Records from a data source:
##########

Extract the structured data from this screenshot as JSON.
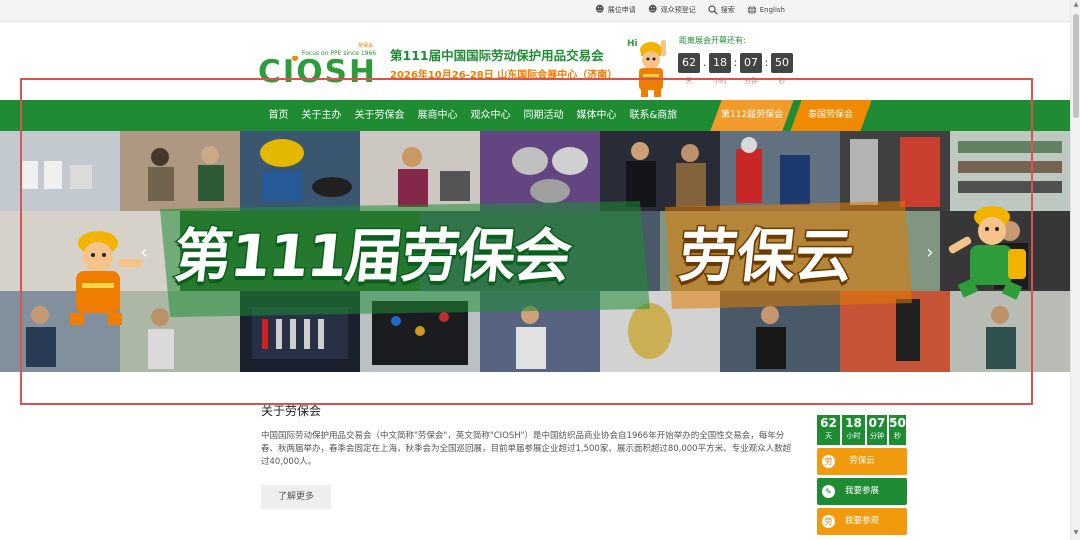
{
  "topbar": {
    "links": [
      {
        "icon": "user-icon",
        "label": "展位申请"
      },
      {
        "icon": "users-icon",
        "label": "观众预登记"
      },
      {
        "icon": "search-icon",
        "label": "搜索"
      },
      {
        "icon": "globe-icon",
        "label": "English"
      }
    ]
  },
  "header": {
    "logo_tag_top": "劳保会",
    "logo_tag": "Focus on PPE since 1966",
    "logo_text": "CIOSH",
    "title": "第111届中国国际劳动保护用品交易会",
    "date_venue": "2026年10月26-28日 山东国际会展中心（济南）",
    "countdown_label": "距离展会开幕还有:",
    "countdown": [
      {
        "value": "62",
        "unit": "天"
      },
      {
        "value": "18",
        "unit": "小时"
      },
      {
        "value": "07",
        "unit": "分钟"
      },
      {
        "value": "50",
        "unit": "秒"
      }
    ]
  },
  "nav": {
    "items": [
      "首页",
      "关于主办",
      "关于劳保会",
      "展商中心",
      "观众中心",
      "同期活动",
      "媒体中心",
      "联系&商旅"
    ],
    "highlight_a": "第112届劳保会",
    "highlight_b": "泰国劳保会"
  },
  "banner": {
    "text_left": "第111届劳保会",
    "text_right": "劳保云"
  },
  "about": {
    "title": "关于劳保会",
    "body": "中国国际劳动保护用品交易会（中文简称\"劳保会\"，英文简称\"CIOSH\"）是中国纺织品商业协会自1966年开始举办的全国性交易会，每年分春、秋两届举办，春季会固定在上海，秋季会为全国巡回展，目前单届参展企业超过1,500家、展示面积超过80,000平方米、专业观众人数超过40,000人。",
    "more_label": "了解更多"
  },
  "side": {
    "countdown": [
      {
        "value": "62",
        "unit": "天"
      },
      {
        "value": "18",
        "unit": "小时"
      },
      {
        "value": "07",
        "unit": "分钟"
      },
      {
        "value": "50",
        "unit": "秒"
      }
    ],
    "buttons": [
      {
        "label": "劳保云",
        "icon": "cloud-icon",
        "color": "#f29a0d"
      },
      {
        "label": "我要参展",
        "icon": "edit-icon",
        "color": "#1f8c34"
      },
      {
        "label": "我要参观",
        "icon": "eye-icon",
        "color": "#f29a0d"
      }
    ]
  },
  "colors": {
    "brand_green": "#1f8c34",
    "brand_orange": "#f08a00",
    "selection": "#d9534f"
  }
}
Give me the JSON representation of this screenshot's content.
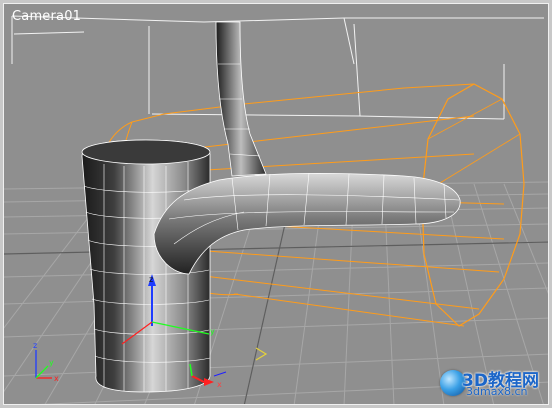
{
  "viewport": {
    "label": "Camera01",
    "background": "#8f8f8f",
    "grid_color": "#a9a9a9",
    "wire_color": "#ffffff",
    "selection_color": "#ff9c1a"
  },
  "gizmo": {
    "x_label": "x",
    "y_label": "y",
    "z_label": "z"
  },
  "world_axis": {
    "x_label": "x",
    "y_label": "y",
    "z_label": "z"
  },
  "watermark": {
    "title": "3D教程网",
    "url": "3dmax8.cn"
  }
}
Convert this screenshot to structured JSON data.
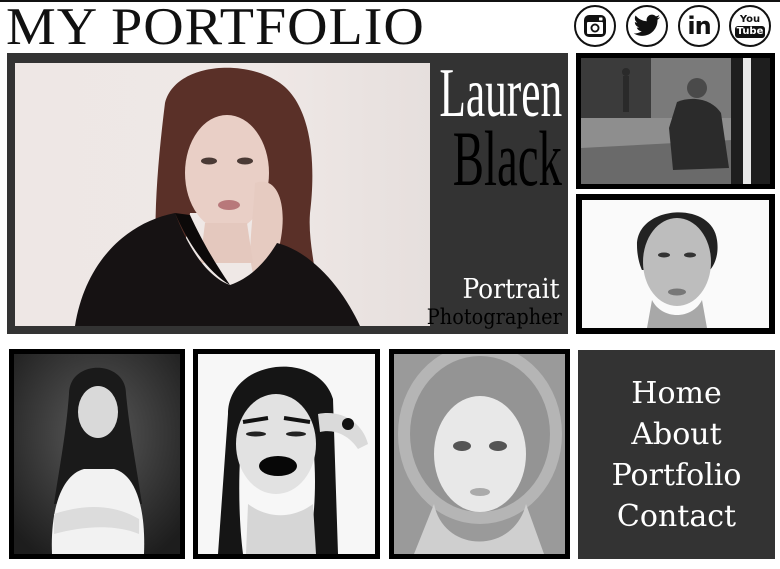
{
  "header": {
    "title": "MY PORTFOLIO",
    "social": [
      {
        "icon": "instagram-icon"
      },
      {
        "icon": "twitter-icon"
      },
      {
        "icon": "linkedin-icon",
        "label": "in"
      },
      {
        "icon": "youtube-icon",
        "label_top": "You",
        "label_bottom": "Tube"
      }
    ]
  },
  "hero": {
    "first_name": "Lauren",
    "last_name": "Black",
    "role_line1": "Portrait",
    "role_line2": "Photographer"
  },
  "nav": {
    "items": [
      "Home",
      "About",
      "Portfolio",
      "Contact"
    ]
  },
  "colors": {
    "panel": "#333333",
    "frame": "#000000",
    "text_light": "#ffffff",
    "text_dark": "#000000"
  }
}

##########

— Task objective —
Exclude the pictures, and transcribe all of the material exactly.

— Correct output —
Extract the structured data from this screenshot as JSON.
{
  "topbar": {
    "links": [
      {
        "icon": "user-icon",
        "label": "展位申请"
      },
      {
        "icon": "users-icon",
        "label": "观众预登记"
      },
      {
        "icon": "search-icon",
        "label": "搜索"
      },
      {
        "icon": "globe-icon",
        "label": "English"
      }
    ]
  },
  "header": {
    "logo_tag_top": "劳保会",
    "logo_tag": "Focus on PPE since 1966",
    "logo_text": "CIOSH",
    "title": "第111届中国国际劳动保护用品交易会",
    "date_venue": "2026年10月26-28日 山东国际会展中心（济南）",
    "countdown_label": "距离展会开幕还有:",
    "countdown": [
      {
        "value": "62",
        "unit": "天"
      },
      {
        "value": "18",
        "unit": "小时"
      },
      {
        "value": "07",
        "unit": "分钟"
      },
      {
        "value": "50",
        "unit": "秒"
      }
    ]
  },
  "nav": {
    "items": [
      "首页",
      "关于主办",
      "关于劳保会",
      "展商中心",
      "观众中心",
      "同期活动",
      "媒体中心",
      "联系&商旅"
    ],
    "highlight_a": "第112届劳保会",
    "highlight_b": "泰国劳保会"
  },
  "banner": {
    "text_left": "第111届劳保会",
    "text_right": "劳保云"
  },
  "about": {
    "title": "关于劳保会",
    "body": "中国国际劳动保护用品交易会（中文简称\"劳保会\"，英文简称\"CIOSH\"）是中国纺织品商业协会自1966年开始举办的全国性交易会，每年分春、秋两届举办，春季会固定在上海，秋季会为全国巡回展，目前单届参展企业超过1,500家、展示面积超过80,000平方米、专业观众人数超过40,000人。",
    "more_label": "了解更多"
  },
  "side": {
    "countdown": [
      {
        "value": "62",
        "unit": "天"
      },
      {
        "value": "18",
        "unit": "小时"
      },
      {
        "value": "07",
        "unit": "分钟"
      },
      {
        "value": "50",
        "unit": "秒"
      }
    ],
    "buttons": [
      {
        "label": "劳保云",
        "icon": "cloud-icon",
        "color": "#f29a0d"
      },
      {
        "label": "我要参展",
        "icon": "edit-icon",
        "color": "#1f8c34"
      },
      {
        "label": "我要参观",
        "icon": "eye-icon",
        "color": "#f29a0d"
      }
    ]
  },
  "colors": {
    "brand_green": "#1f8c34",
    "brand_orange": "#f08a00",
    "selection": "#d9534f"
  }
}
Give me the JSON representation of this screenshot's content.
{
  "viewport": {
    "label": "Camera01",
    "background": "#8f8f8f",
    "grid_color": "#a9a9a9",
    "wire_color": "#ffffff",
    "selection_color": "#ff9c1a"
  },
  "gizmo": {
    "x_label": "x",
    "y_label": "y",
    "z_label": "z"
  },
  "world_axis": {
    "x_label": "x",
    "y_label": "y",
    "z_label": "z"
  },
  "watermark": {
    "title": "3D教程网",
    "url": "3dmax8.cn"
  }
}
Convert this screenshot to structured JSON data.
{
  "header": {
    "title": "MY PORTFOLIO",
    "social": [
      {
        "icon": "instagram-icon"
      },
      {
        "icon": "twitter-icon"
      },
      {
        "icon": "linkedin-icon",
        "label": "in"
      },
      {
        "icon": "youtube-icon",
        "label_top": "You",
        "label_bottom": "Tube"
      }
    ]
  },
  "hero": {
    "first_name": "Lauren",
    "last_name": "Black",
    "role_line1": "Portrait",
    "role_line2": "Photographer"
  },
  "nav": {
    "items": [
      "Home",
      "About",
      "Portfolio",
      "Contact"
    ]
  },
  "colors": {
    "panel": "#333333",
    "frame": "#000000",
    "text_light": "#ffffff",
    "text_dark": "#000000"
  }
}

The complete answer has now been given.